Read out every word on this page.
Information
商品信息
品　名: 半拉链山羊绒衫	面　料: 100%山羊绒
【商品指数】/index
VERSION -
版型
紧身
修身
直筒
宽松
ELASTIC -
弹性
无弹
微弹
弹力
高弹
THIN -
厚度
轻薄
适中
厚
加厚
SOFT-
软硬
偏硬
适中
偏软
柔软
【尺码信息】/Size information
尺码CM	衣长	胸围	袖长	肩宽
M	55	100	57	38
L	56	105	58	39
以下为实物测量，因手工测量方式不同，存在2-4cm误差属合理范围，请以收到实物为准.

__________________________________________________

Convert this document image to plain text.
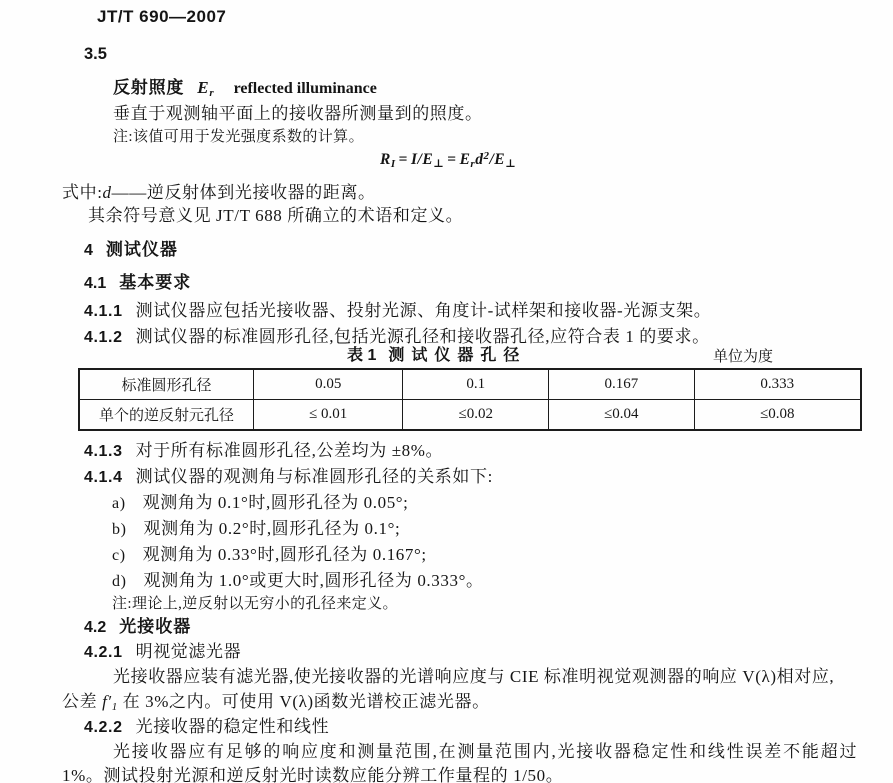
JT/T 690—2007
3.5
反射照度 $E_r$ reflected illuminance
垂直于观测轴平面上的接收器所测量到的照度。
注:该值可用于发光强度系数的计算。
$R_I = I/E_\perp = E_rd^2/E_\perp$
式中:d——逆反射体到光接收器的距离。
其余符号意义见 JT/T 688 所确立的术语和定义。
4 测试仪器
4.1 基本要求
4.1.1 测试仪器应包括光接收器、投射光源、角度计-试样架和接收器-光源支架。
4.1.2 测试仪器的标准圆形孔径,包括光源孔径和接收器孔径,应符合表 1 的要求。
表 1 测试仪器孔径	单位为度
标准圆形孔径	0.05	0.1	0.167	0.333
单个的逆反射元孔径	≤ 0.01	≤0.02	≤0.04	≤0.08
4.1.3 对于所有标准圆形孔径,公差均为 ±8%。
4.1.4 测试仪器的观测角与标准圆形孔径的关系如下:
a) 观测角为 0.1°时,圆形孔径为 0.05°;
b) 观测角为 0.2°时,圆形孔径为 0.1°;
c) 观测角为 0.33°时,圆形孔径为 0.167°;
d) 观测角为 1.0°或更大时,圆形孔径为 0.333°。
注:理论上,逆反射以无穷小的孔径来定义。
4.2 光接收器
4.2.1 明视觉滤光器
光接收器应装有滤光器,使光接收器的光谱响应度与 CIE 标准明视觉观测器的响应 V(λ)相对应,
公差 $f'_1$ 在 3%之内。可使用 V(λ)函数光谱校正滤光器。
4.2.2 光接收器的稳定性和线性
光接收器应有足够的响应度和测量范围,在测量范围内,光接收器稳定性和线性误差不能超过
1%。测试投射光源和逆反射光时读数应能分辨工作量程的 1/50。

__________________________________________________

▸ Goal:
Filter out all lines lacking the word "圆形孔径为" and copy the rest.

▸ Correct output:
a) 观测角为 0.1°时,圆形孔径为 0.05°;
b) 观测角为 0.2°时,圆形孔径为 0.1°;
c) 观测角为 0.33°时,圆形孔径为 0.167°;
d) 观测角为 1.0°或更大时,圆形孔径为 0.333°。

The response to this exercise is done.